• [Reading passage]:

>> begin

DC and AC Motors
On 16 May 1888, Nikola Tesla demonstrated his two-phase AC induction motor to the American Institute of Electrical Engineers in New York — no brushes, no commutator, just a rotating magnetic field inducing currents in a squirrel-cage rotor. He sold the patents to George Westinghouse for $1 million plus $2.50 per horsepower royalty. Today's Tesla Model 3 rear motor (211 kW, 430 N·m) is a direct descendant of that 1888 design.
Practise this lesson
Four printable worksheets that build from the foundations up to exam-style questions — start at whatever level suits you.
A DC motor uses a split-ring commutator to reverse current every half-turn. An AC induction motor has no commutator at all.
- Why does a DC motor need to reverse its current, but an AC motor does not?
- Which motor type would be simpler to maintain? Why?
- Your house runs on AC power. Could you plug a DC motor straight into a wall socket?
Warm-up — a DC motor converts electrical energy into…
Know — Motor Structures
- DC motor: split-ring commutator, brushes, radial magnetic field
- AC induction motor: stator with rotating magnetic field, no commutator
- Back emf opposes the applied voltage in a running motor
Understand — How They Work
- The commutator reverses current so torque is always in the same direction
- In an induction motor, the rotating stator field induces current in the rotor
- Back emf increases with motor speed, limiting the current drawn
Can Do — Analyse and Compare
- Compare DC and AC motor designs and their advantages
- Explain back emf and its effect on motor current and power
- Select appropriate motor types for given applications
Core Content
Continuous rotation through clever switching
Connect a DC motor to a battery and watch the shaft spin continuously in one direction. Without any electronic control, it just spins — and keeps spinning. But there is a hidden problem: as the coil turns through 180°, the forces on its sides would naturally reverse, trying to spin it backwards. The commutator — two copper half-rings that swap the current connections every half-turn — is what prevents this reversal and keeps the torque acting in the same rotational direction throughout each revolution.
The split-ring commutator solves this. It is a metal ring split into two halves, each connected to one end of the coil. Brushes press against the commutator to supply current. Every half-turn, the brushes switch from one half-ring to the other, reversing the current in the coil. This keeps the torque pushing in the same rotational direction.

>> end

• [Data lines]:
>> begin

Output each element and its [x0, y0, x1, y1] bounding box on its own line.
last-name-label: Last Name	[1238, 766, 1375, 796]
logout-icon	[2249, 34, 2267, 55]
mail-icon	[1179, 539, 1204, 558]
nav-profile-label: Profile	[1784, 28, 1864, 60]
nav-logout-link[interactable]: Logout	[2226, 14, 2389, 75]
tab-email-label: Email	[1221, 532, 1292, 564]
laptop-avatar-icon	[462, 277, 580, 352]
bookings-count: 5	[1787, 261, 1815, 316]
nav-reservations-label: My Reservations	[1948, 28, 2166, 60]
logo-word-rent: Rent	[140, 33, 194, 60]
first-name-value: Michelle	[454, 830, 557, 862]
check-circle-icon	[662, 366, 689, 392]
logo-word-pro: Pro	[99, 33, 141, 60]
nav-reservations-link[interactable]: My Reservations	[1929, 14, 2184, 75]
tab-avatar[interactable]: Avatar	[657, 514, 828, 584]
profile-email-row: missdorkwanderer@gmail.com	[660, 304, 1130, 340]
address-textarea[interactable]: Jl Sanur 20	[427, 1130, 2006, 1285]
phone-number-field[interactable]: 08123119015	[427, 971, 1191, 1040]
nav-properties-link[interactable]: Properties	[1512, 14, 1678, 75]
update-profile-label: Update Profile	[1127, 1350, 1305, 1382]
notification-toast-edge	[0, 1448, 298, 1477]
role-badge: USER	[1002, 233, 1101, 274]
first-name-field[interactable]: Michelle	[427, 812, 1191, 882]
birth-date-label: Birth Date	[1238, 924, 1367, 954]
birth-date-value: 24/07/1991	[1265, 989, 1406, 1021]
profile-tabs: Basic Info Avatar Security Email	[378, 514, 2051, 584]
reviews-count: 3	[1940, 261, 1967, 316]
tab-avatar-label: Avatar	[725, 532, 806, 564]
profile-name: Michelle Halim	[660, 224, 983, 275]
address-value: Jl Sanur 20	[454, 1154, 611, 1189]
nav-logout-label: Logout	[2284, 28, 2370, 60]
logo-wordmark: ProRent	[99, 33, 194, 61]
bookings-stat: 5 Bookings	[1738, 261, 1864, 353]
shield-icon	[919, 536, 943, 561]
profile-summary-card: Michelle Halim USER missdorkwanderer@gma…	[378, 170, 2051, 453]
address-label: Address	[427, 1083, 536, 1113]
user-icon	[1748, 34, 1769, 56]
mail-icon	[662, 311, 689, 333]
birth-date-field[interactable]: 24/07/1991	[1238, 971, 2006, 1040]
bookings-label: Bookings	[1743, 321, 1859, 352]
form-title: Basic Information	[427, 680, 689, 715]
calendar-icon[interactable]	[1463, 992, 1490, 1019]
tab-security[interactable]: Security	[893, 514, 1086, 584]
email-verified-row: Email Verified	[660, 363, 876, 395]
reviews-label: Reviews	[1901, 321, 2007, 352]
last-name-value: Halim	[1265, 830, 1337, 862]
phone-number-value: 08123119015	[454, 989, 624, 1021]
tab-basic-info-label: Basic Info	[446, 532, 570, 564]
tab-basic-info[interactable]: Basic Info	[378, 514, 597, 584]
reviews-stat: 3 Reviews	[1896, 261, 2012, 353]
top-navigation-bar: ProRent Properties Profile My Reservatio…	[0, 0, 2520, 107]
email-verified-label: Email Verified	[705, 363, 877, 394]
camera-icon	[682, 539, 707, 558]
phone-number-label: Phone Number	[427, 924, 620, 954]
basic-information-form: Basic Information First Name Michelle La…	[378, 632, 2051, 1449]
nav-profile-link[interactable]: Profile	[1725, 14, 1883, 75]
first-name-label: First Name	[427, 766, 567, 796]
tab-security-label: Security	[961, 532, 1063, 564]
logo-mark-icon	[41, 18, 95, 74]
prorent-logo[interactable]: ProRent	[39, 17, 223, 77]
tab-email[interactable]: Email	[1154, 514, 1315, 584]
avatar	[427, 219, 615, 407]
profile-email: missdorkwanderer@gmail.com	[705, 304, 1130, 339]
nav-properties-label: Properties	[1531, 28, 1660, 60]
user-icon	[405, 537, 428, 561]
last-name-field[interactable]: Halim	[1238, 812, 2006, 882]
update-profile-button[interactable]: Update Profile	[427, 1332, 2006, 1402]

>> end

• [Direction 1]:
In the DC and AC motors text, substitute "power outlet" for "wall socket" and give again the part that opens with the words containing "- Why does a" and closes with "a wall socket?".
• [Direction 2]:
Turn the paragraph of the DC and AC motors text that begins "The split-ring commutator solves this" into a short list that keeps its main facts.

• [Right answer 1]:
- Why does a DC motor need to reverse its current, but an AC motor does not?
- Which motor type would be simpler to maintain? Why?
- Your house runs on AC power. Could you plug a DC motor straight into a power outlet?

• [Right answer 2]:
- The split-ring commutator is a metal ring split into two halves, each connected to one end of the coil.
- Brushes press against the commutator to supply current.
- Every half-turn, the brushes switch from one half-ring to the other, reversing the current in the coil.
- This keeps the torque pushing in the same rotational direction.